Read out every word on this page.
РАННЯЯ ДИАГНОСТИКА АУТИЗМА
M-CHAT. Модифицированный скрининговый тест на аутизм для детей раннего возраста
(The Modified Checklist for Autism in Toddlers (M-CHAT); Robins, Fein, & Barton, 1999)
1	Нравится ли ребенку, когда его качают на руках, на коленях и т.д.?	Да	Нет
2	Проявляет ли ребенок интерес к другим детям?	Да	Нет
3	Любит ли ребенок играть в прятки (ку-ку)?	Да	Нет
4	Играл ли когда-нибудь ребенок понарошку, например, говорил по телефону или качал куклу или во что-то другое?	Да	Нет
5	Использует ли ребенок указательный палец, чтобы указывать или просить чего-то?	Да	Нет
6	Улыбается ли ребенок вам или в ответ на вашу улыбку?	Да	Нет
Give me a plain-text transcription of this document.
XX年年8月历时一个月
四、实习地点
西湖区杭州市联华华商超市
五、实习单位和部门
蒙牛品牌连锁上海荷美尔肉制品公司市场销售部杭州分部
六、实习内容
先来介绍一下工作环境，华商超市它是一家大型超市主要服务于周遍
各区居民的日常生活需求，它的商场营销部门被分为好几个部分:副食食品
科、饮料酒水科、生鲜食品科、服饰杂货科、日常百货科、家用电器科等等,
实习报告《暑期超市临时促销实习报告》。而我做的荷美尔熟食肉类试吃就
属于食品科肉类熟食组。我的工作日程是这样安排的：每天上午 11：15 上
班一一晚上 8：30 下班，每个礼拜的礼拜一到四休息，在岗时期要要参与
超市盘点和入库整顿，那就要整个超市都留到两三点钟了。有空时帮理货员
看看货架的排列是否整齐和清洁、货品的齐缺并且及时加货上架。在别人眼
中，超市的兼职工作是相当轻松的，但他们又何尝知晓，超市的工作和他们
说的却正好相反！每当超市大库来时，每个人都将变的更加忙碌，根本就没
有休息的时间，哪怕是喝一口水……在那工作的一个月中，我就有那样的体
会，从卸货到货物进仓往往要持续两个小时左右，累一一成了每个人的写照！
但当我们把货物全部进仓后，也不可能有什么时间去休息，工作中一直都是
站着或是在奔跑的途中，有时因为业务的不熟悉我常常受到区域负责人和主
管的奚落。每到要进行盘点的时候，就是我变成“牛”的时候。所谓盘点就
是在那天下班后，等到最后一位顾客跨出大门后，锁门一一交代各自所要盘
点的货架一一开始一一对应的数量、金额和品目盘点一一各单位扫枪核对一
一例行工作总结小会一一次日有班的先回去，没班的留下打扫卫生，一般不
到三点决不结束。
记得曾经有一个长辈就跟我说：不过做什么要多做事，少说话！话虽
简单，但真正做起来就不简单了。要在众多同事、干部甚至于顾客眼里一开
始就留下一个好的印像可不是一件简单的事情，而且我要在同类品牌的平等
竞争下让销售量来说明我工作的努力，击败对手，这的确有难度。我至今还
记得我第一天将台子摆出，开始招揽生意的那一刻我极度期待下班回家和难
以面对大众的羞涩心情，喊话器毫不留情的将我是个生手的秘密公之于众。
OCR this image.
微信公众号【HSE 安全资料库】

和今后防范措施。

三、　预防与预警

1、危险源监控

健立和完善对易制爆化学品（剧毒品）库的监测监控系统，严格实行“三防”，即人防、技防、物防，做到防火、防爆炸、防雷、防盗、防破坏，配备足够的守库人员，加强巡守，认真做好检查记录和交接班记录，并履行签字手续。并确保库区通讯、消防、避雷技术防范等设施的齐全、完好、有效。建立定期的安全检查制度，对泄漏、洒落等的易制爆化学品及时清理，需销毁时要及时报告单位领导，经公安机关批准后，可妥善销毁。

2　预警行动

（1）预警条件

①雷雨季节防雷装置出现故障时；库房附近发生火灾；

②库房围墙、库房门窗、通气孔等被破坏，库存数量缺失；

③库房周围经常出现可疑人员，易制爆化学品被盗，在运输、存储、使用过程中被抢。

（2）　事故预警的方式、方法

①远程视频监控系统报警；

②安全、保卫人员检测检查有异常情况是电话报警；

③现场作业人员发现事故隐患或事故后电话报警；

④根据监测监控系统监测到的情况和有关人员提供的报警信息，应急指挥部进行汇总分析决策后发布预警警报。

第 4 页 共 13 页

::::

* [What is needed]: Read through the entries and copy every line that includes "когда".

* [Exercise response]:
1	Нравится ли ребенку, когда его качают на руках, на коленях и т.д.?	Да	Нет
4	Играл ли когда-нибудь ребенок понарошку, например, говорил по телефону или качал куклу или во что-то другое?	Да	Нет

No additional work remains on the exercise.